[Data entries]
::::
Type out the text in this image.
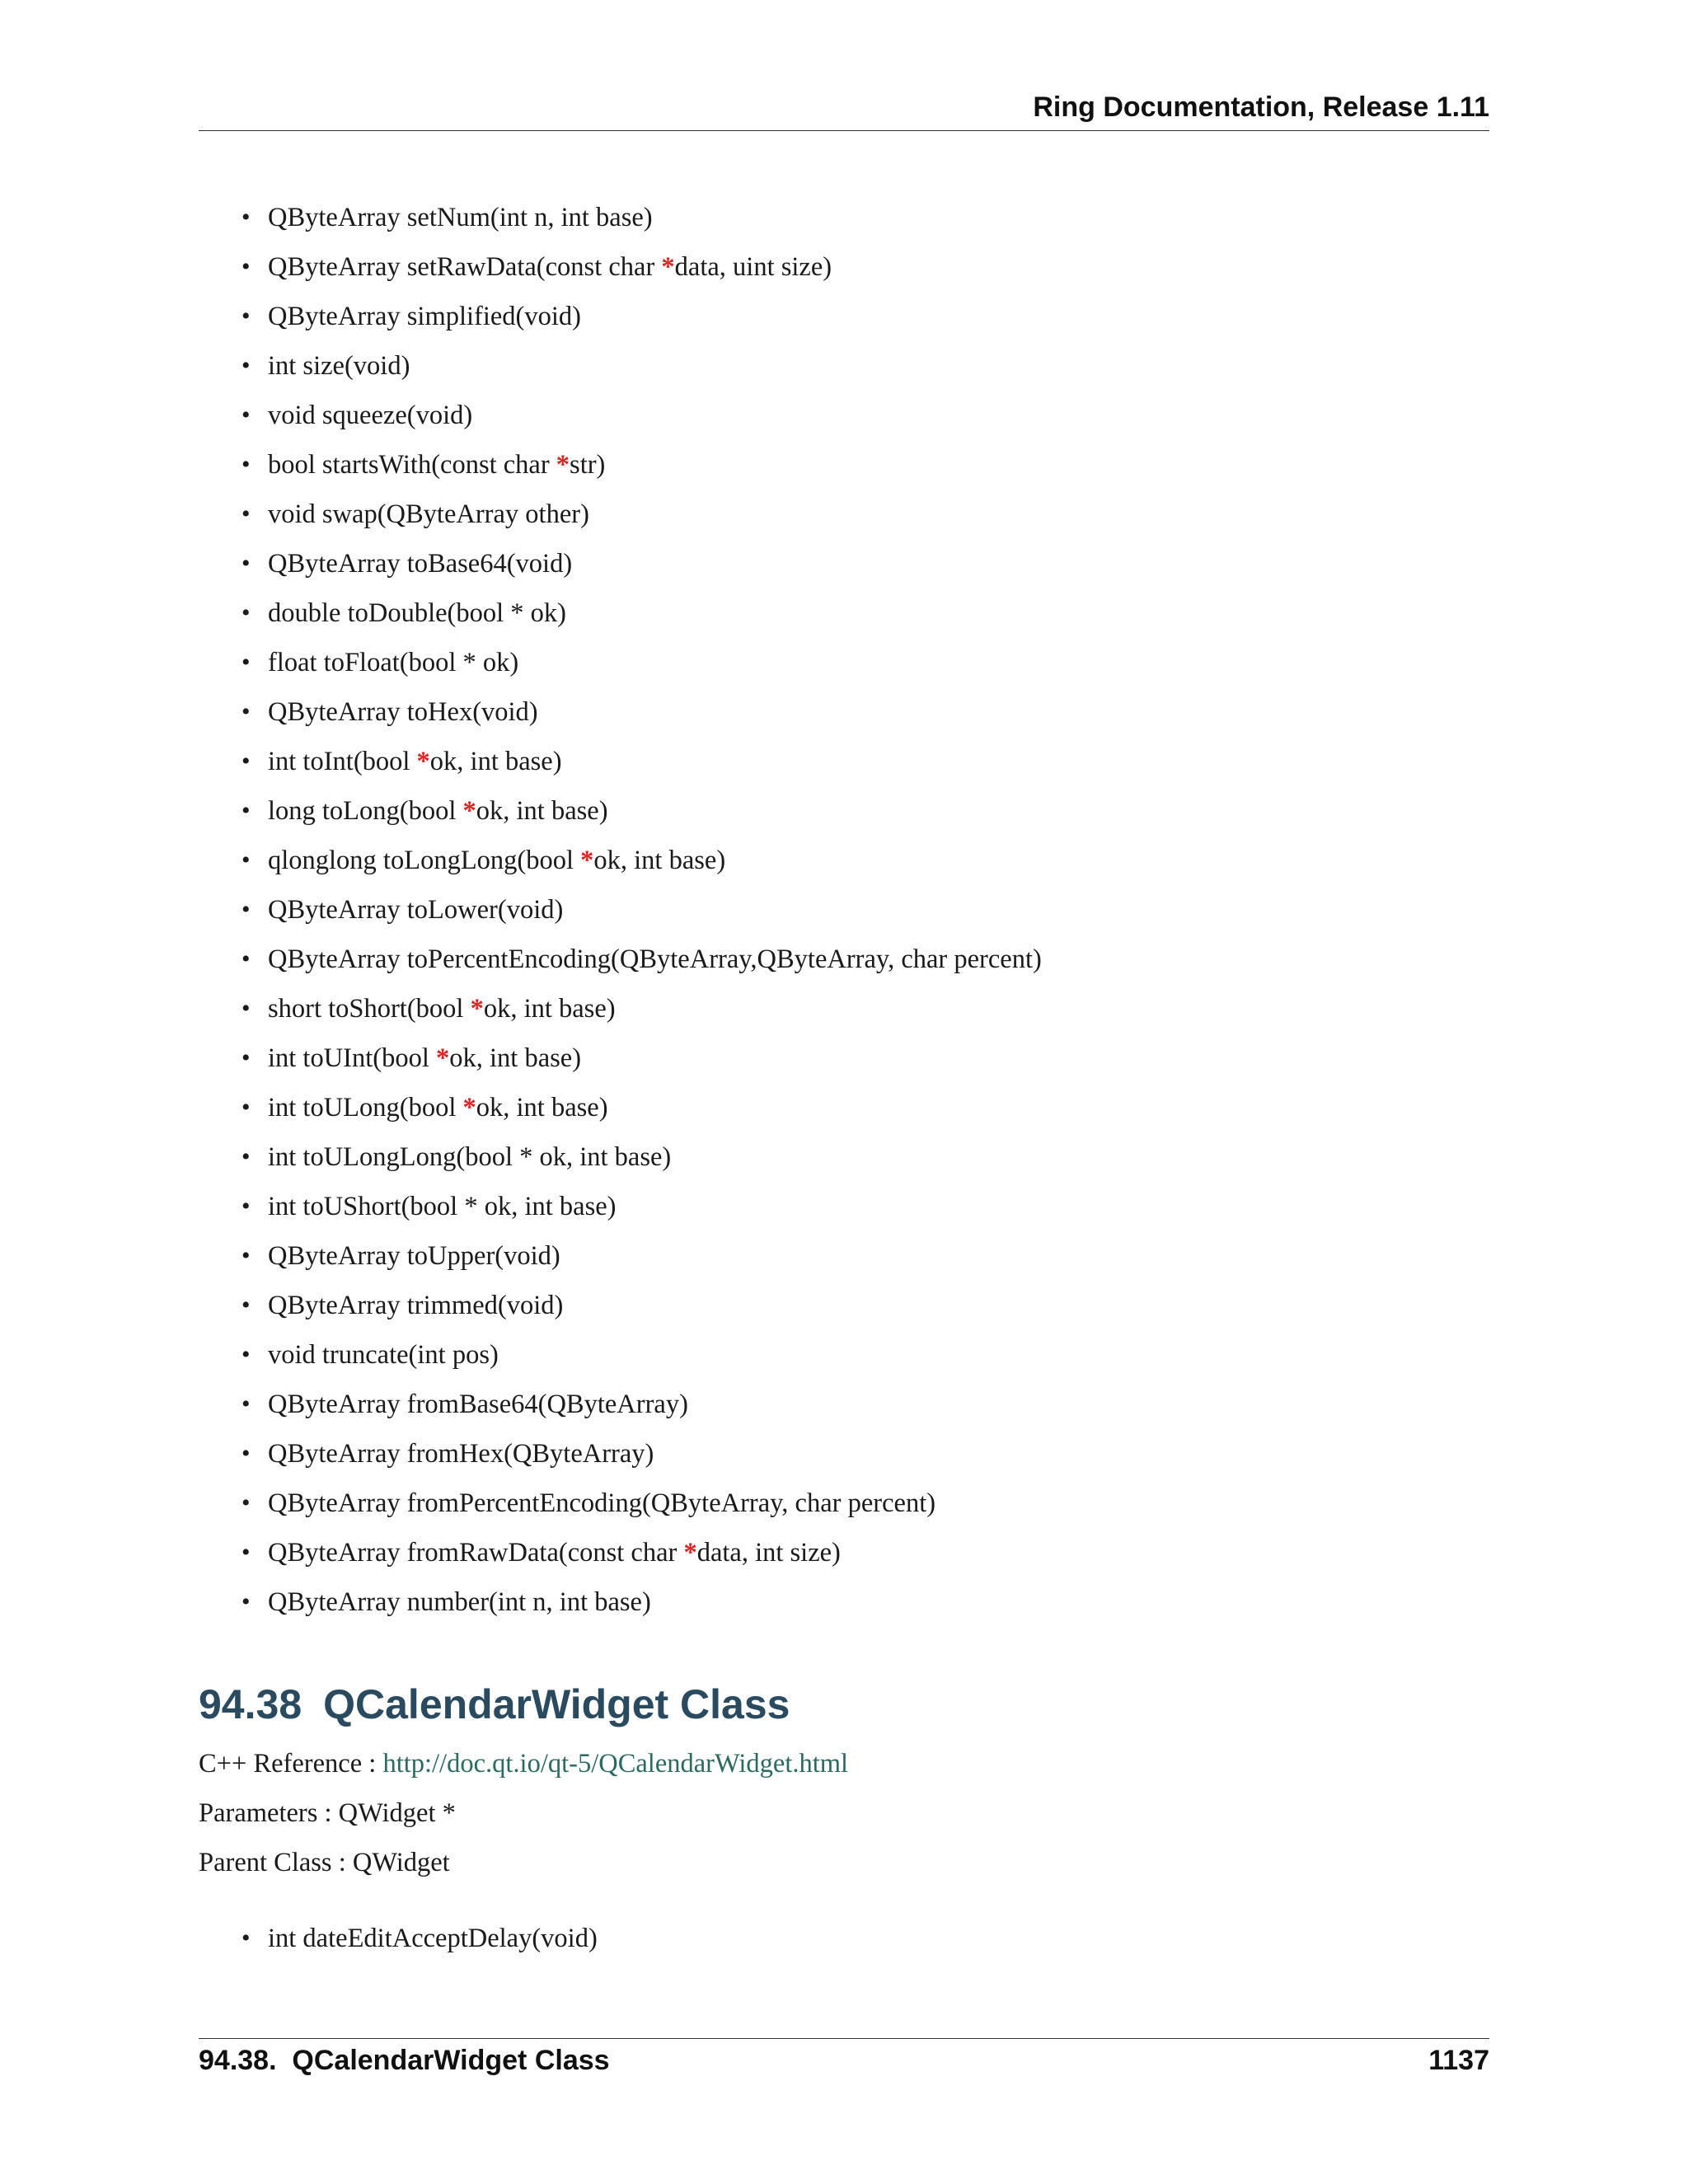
Ring Documentation, Release 1.11
• QByteArray setNum(int n, int base)
• QByteArray setRawData(const char *data, uint size)
• QByteArray simplified(void)
• int size(void)
• void squeeze(void)
• bool startsWith(const char *str)
• void swap(QByteArray other)
• QByteArray toBase64(void)
• double toDouble(bool * ok)
• float toFloat(bool * ok)
• QByteArray toHex(void)
• int toInt(bool *ok, int base)
• long toLong(bool *ok, int base)
• qlonglong toLongLong(bool *ok, int base)
• QByteArray toLower(void)
• QByteArray toPercentEncoding(QByteArray,QByteArray, char percent)
• short toShort(bool *ok, int base)
• int toUInt(bool *ok, int base)
• int toULong(bool *ok, int base)
• int toULongLong(bool * ok, int base)
• int toUShort(bool * ok, int base)
• QByteArray toUpper(void)
• QByteArray trimmed(void)
• void truncate(int pos)
• QByteArray fromBase64(QByteArray)
• QByteArray fromHex(QByteArray)
• QByteArray fromPercentEncoding(QByteArray, char percent)
• QByteArray fromRawData(const char *data, int size)
• QByteArray number(int n, int base)
94.38 QCalendarWidget Class
C++ Reference : http://doc.qt.io/qt-5/QCalendarWidget.html
Parameters : QWidget *
Parent Class : QWidget
• int dateEditAcceptDelay(void)
94.38.  QCalendarWidget Class	1137
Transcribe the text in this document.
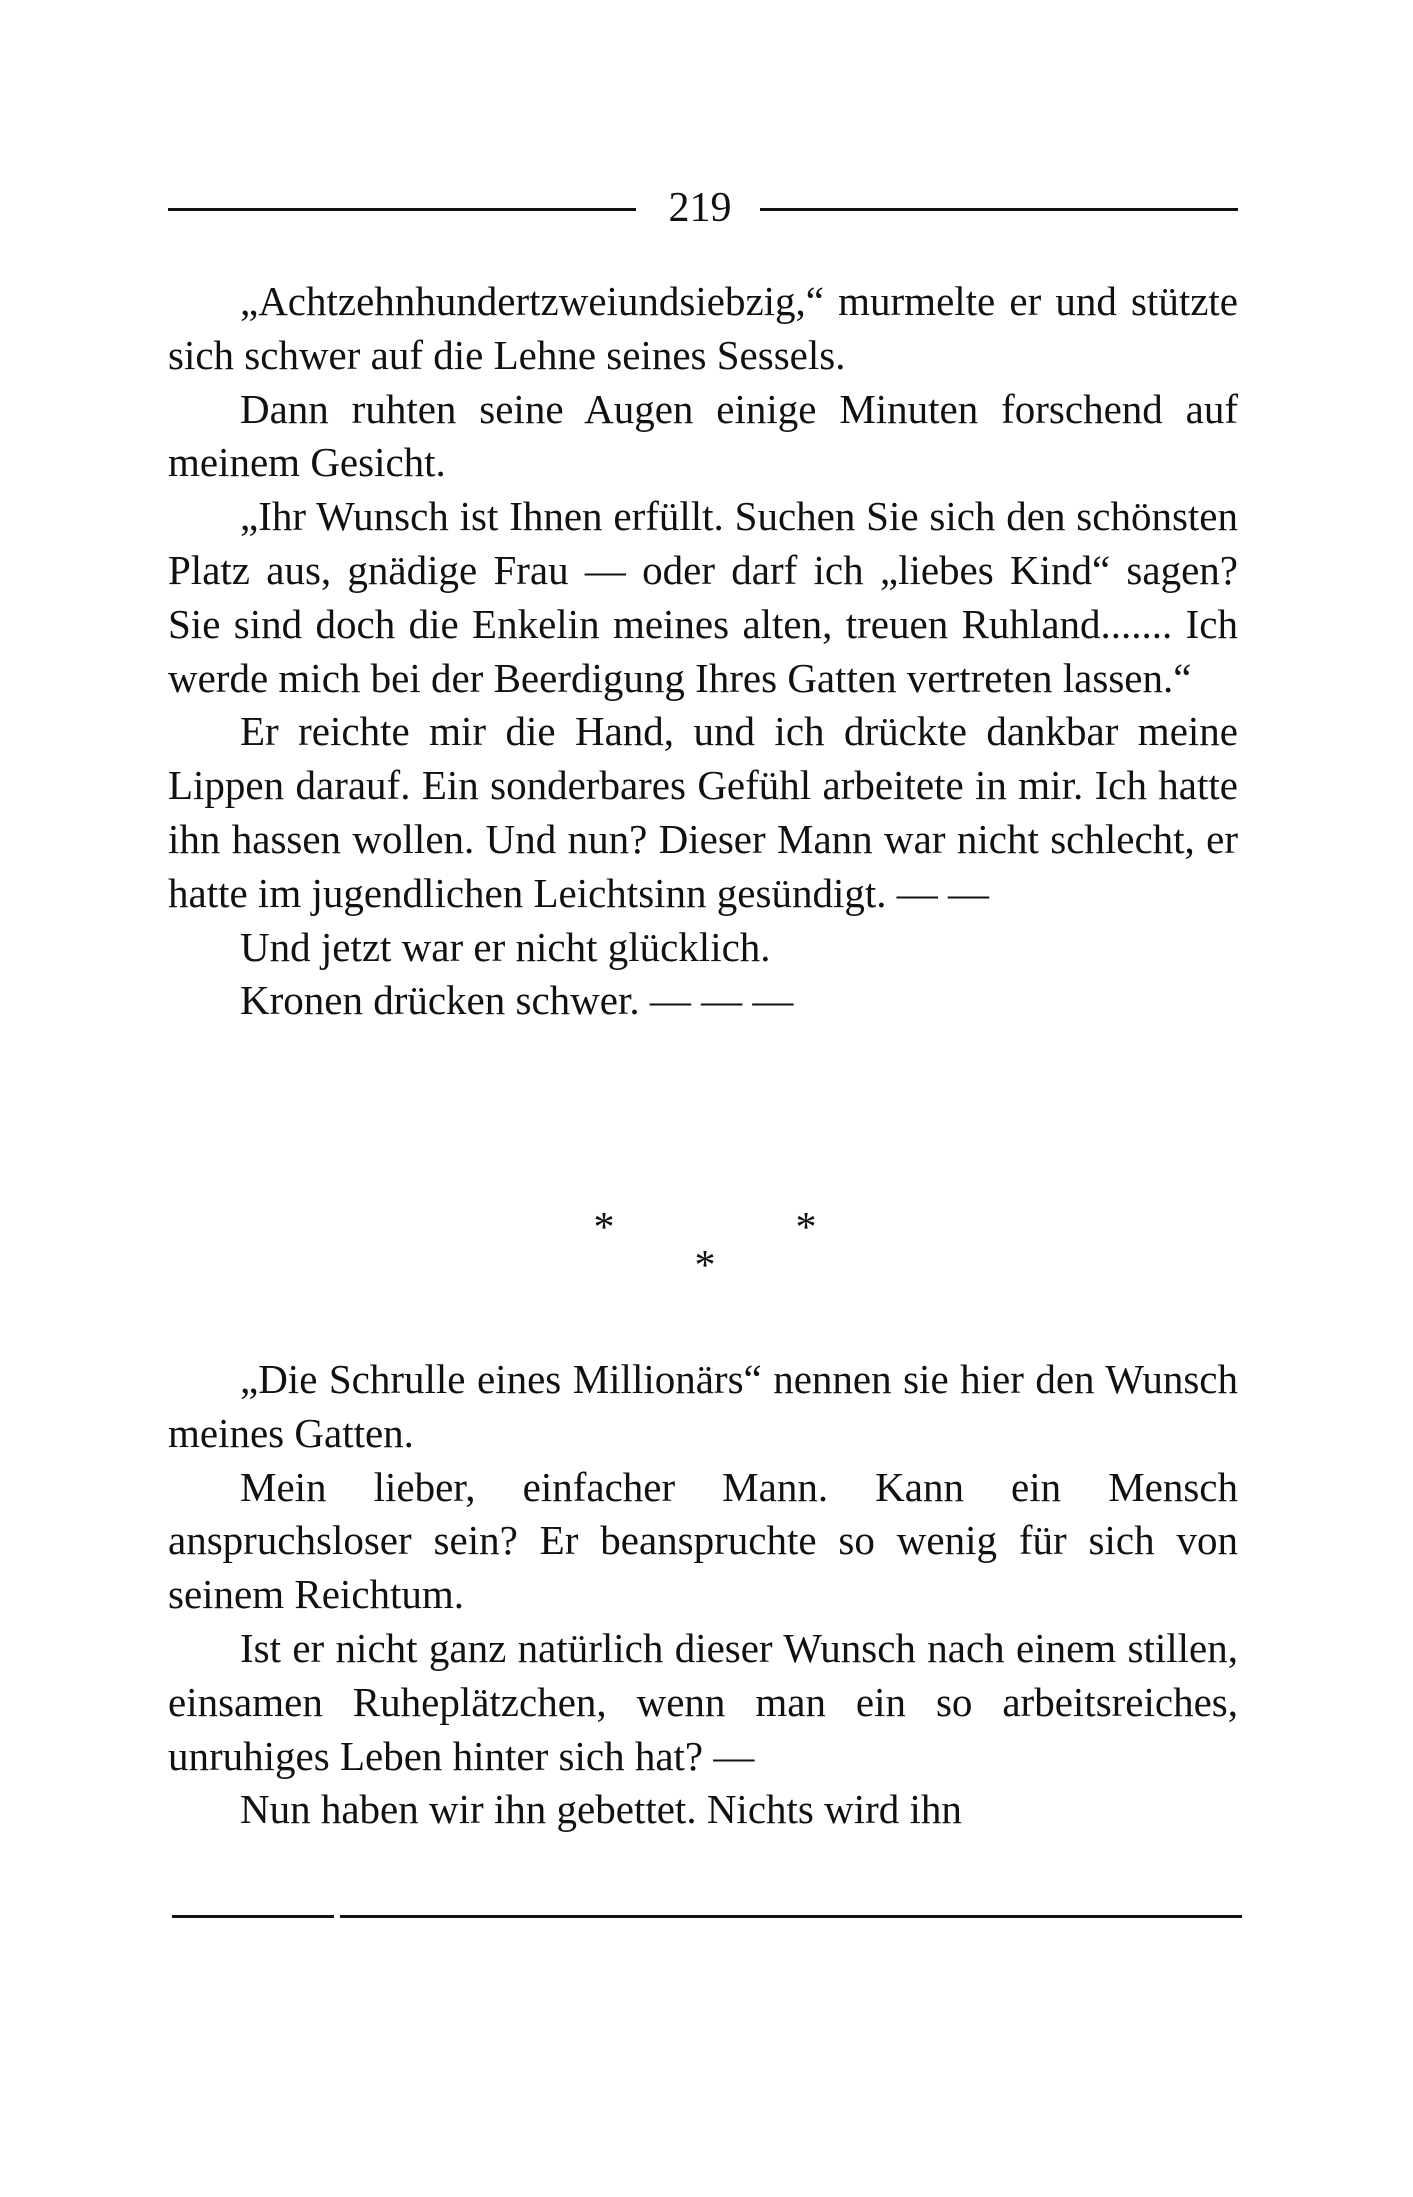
219

„Achtzehnhundertzweiundsiebzig,“ murmelte er und stützte sich schwer auf die Lehne seines Sessels.

Dann ruhten seine Augen einige Minuten forschend auf meinem Gesicht.

„Ihr Wunsch ist Ihnen erfüllt. Suchen Sie sich den schönsten Platz aus, gnädige Frau — oder darf ich „liebes Kind“ sagen? Sie sind doch die Enkelin meines alten, treuen Ruhland....... Ich werde mich bei der Beerdigung Ihres Gatten vertreten lassen.“

Er reichte mir die Hand, und ich drückte dankbar meine Lippen darauf. Ein sonderbares Gefühl arbeitete in mir. Ich hatte ihn hassen wollen. Und nun? Dieser Mann war nicht schlecht, er hatte im jugendlichen Leichtsinn gesündigt. — —

Und jetzt war er nicht glücklich.

Kronen drücken schwer. — — —

*	*
*

„Die Schrulle eines Millionärs“ nennen sie hier den Wunsch meines Gatten.

Mein lieber, einfacher Mann. Kann ein Mensch anspruchsloser sein? Er beanspruchte so wenig für sich von seinem Reichtum.

Ist er nicht ganz natürlich dieser Wunsch nach einem stillen, einsamen Ruheplätzchen, wenn man ein so arbeitsreiches, unruhiges Leben hinter sich hat? —

Nun haben wir ihn gebettet. Nichts wird ihn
::::
Provide only the number of lines in the entries that hold the word "meines".

● **CORRECT RESULT**
2